** PROBLEM **
Word for word, quote all of the material, omitting the pictures.

** DATA RECORDS **

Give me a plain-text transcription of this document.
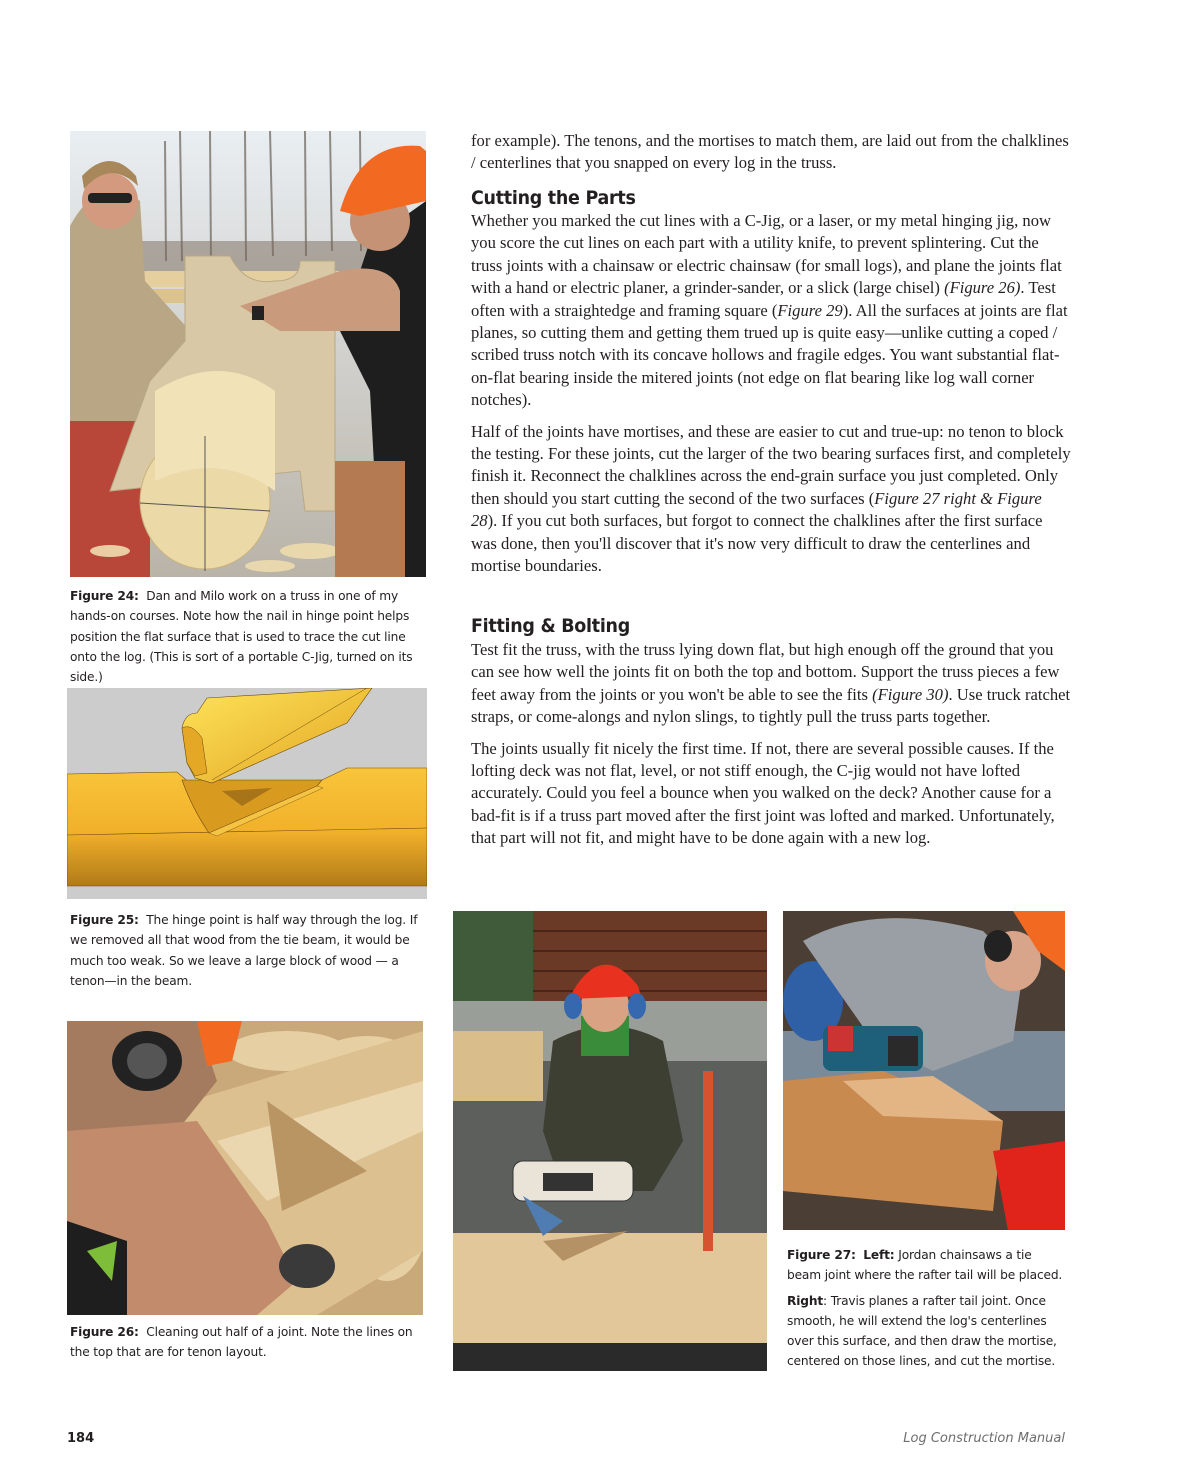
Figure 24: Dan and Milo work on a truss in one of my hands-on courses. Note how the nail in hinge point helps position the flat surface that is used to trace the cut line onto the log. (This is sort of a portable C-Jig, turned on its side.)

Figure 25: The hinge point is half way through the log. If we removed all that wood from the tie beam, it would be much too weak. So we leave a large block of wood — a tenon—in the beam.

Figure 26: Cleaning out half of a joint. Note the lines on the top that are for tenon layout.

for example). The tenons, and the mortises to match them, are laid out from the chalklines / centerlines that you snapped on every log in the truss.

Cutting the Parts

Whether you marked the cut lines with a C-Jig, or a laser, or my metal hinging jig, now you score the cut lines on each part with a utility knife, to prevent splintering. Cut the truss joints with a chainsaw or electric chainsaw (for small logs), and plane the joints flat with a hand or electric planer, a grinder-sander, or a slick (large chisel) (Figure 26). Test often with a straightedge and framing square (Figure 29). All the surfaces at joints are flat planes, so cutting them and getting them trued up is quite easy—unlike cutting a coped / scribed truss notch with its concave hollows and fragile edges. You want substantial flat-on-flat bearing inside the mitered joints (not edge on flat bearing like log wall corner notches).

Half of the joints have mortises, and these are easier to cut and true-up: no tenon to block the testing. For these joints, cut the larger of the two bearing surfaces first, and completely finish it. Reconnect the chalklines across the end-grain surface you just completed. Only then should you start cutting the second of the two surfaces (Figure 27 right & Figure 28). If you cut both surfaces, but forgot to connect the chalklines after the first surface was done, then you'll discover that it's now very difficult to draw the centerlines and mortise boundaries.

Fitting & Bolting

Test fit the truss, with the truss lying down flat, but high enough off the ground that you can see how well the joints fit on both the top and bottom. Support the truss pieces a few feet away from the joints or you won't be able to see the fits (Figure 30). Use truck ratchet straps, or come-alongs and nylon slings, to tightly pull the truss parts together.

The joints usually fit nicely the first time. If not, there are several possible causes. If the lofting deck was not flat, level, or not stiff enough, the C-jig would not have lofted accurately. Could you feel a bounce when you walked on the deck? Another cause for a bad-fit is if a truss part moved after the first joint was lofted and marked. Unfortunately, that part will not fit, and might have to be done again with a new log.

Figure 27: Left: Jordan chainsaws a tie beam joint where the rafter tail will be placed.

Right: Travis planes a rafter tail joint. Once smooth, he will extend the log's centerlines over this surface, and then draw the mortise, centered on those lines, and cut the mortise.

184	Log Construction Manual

** COMPLETE OUTPUT **
Give me a plain-text transcription of this document.
Figure 24: Dan and Milo work on a truss in one of my hands-on courses. Note how the nail in hinge point helps position the flat surface that is used to trace the cut line onto the log. (This is sort of a portable C-Jig, turned on its side.)

Figure 25: The hinge point is half way through the log. If we removed all that wood from the tie beam, it would be much too weak. So we leave a large block of wood — a tenon—in the beam.

Figure 26: Cleaning out half of a joint. Note the lines on the top that are for tenon layout.

for example). The tenons, and the mortises to match them, are laid out from the chalklines / centerlines that you snapped on every log in the truss.

Cutting the Parts

Whether you marked the cut lines with a C-Jig, or a laser, or my metal hinging jig, now you score the cut lines on each part with a utility knife, to prevent splintering. Cut the truss joints with a chainsaw or electric chainsaw (for small logs), and plane the joints flat with a hand or electric planer, a grinder-sander, or a slick (large chisel) (Figure 26). Test often with a straightedge and framing square (Figure 29). All the surfaces at joints are flat planes, so cutting them and getting them trued up is quite easy—unlike cutting a coped / scribed truss notch with its concave hollows and fragile edges. You want substantial flat-on-flat bearing inside the mitered joints (not edge on flat bearing like log wall corner notches).

Half of the joints have mortises, and these are easier to cut and true-up: no tenon to block the testing. For these joints, cut the larger of the two bearing surfaces first, and completely finish it. Reconnect the chalklines across the end-grain surface you just completed. Only then should you start cutting the second of the two surfaces (Figure 27 right & Figure 28). If you cut both surfaces, but forgot to connect the chalklines after the first surface was done, then you'll discover that it's now very difficult to draw the centerlines and mortise boundaries.

Fitting & Bolting

Test fit the truss, with the truss lying down flat, but high enough off the ground that you can see how well the joints fit on both the top and bottom. Support the truss pieces a few feet away from the joints or you won't be able to see the fits (Figure 30). Use truck ratchet straps, or come-alongs and nylon slings, to tightly pull the truss parts together.

The joints usually fit nicely the first time. If not, there are several possible causes. If the lofting deck was not flat, level, or not stiff enough, the C-jig would not have lofted accurately. Could you feel a bounce when you walked on the deck? Another cause for a bad-fit is if a truss part moved after the first joint was lofted and marked. Unfortunately, that part will not fit, and might have to be done again with a new log.

Figure 27: Left: Jordan chainsaws a tie beam joint where the rafter tail will be placed.

Right: Travis planes a rafter tail joint. Once smooth, he will extend the log's centerlines over this surface, and then draw the mortise, centered on those lines, and cut the mortise.

184	Log Construction Manual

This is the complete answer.